Raw data:
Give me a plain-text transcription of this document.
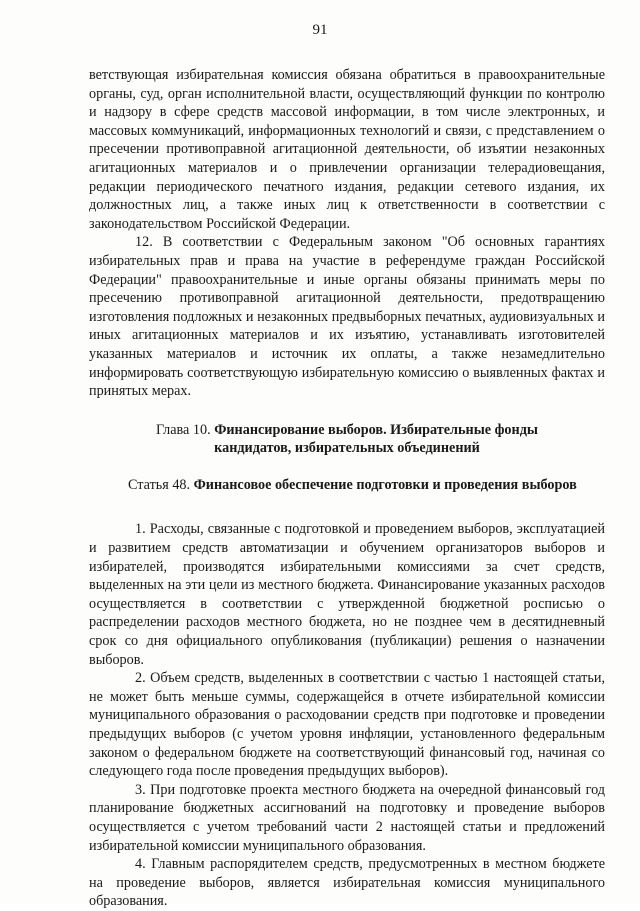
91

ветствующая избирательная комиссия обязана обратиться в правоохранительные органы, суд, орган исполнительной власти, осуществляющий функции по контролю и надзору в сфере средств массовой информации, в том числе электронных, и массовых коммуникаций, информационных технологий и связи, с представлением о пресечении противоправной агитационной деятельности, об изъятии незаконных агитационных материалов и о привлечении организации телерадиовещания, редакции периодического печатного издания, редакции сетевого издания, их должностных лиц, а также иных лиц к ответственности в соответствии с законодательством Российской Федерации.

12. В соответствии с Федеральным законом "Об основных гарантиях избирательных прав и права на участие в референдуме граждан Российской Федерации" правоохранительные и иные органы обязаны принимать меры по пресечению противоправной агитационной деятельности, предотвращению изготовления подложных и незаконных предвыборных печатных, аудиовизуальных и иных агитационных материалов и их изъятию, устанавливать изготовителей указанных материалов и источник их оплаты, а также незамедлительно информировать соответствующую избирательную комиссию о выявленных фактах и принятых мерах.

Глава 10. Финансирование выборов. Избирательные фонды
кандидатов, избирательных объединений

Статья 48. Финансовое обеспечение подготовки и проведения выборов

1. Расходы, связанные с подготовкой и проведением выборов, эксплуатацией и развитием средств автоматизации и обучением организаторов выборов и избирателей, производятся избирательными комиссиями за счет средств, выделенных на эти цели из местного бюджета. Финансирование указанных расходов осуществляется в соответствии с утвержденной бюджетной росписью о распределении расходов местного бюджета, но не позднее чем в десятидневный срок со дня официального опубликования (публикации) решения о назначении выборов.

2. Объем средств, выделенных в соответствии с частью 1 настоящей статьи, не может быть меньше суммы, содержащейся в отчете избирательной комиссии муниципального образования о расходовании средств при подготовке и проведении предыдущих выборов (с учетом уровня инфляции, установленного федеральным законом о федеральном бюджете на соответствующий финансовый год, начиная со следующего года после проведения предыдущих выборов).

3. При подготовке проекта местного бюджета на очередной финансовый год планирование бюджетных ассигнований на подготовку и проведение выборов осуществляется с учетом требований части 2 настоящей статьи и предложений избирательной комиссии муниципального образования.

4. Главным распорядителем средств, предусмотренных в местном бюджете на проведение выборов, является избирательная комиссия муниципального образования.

--

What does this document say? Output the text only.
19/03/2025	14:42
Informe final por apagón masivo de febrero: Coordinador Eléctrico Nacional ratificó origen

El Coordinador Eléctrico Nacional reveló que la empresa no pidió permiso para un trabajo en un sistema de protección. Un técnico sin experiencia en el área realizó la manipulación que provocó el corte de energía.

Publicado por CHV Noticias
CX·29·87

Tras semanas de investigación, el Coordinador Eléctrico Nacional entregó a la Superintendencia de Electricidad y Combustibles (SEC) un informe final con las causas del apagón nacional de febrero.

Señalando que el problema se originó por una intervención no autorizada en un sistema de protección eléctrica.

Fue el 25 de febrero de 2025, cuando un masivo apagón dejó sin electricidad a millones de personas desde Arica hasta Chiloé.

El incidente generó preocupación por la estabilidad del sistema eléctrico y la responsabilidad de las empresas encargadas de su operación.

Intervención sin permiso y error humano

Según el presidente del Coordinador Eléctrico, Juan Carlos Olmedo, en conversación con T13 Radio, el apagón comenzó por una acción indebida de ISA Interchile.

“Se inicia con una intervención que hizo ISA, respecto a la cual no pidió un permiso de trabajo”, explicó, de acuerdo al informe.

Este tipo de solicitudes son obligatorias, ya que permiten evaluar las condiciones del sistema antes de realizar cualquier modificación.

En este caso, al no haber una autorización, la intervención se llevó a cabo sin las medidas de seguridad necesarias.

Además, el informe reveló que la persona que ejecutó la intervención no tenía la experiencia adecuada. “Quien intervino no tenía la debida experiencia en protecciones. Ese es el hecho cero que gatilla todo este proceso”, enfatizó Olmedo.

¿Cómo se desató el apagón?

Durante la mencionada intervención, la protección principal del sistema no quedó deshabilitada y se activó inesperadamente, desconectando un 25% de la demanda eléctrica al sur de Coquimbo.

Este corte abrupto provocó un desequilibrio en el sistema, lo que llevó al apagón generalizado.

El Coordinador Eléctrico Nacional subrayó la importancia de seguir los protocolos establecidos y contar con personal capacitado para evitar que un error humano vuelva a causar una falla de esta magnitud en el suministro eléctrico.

Task objective: Write out every line of the entries that holds the word "final".

Result:
Informe final por apagón masivo de febrero: Coordinador Eléctrico Nacional ratificó origen
Tras semanas de investigación, el Coordinador Eléctrico Nacional entregó a la Superintendencia de Electricidad y Combustibles (SEC) un informe final con las causas del apagón nacional de febrero.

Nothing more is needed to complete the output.